▸ **Input**:
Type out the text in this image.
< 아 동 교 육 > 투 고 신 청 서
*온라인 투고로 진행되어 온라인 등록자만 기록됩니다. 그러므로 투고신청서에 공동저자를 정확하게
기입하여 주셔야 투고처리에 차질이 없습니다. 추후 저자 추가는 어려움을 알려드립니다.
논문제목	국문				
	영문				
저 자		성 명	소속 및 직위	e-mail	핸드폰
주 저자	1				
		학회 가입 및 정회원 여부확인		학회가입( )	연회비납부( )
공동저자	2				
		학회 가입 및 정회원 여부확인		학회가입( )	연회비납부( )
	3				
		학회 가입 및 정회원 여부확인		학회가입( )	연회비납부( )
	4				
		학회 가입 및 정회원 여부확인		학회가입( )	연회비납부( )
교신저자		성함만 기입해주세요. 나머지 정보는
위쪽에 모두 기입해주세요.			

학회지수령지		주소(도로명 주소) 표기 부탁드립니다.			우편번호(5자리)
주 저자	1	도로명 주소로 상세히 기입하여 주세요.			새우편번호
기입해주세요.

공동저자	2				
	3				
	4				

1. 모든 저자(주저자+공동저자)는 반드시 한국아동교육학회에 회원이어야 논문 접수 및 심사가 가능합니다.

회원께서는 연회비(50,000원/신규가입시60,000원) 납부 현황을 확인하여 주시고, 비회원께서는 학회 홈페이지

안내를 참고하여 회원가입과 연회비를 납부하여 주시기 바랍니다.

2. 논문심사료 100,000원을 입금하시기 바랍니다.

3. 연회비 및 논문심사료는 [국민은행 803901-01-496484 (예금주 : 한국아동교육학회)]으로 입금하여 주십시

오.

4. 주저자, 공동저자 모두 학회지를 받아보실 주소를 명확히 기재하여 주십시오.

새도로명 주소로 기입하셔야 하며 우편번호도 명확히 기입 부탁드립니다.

▸ **Stated task**: Extract all the material, leaving every line as it is.

▸ **Written response**:
Type out the text in this image.
< 아 동 교 육 > 투 고 신 청 서
*온라인 투고로 진행되어 온라인 등록자만 기록됩니다. 그러므로 투고신청서에 공동저자를 정확하게
기입하여 주셔야 투고처리에 차질이 없습니다. 추후 저자 추가는 어려움을 알려드립니다.
논문제목	국문				
	영문				
저 자		성 명	소속 및 직위	e-mail	핸드폰
주 저자	1				
		학회 가입 및 정회원 여부확인		학회가입( )	연회비납부( )
공동저자	2				
		학회 가입 및 정회원 여부확인		학회가입( )	연회비납부( )
	3				
		학회 가입 및 정회원 여부확인		학회가입( )	연회비납부( )
	4				
		학회 가입 및 정회원 여부확인		학회가입( )	연회비납부( )
교신저자		성함만 기입해주세요. 나머지 정보는
위쪽에 모두 기입해주세요.			

학회지수령지		주소(도로명 주소) 표기 부탁드립니다.			우편번호(5자리)
주 저자	1	도로명 주소로 상세히 기입하여 주세요.			새우편번호
기입해주세요.

공동저자	2				
	3				
	4				

1. 모든 저자(주저자+공동저자)는 반드시 한국아동교육학회에 회원이어야 논문 접수 및 심사가 가능합니다.

회원께서는 연회비(50,000원/신규가입시60,000원) 납부 현황을 확인하여 주시고, 비회원께서는 학회 홈페이지

안내를 참고하여 회원가입과 연회비를 납부하여 주시기 바랍니다.

2. 논문심사료 100,000원을 입금하시기 바랍니다.

3. 연회비 및 논문심사료는 [국민은행 803901-01-496484 (예금주 : 한국아동교육학회)]으로 입금하여 주십시

오.

4. 주저자, 공동저자 모두 학회지를 받아보실 주소를 명확히 기재하여 주십시오.

새도로명 주소로 기입하셔야 하며 우편번호도 명확히 기입 부탁드립니다.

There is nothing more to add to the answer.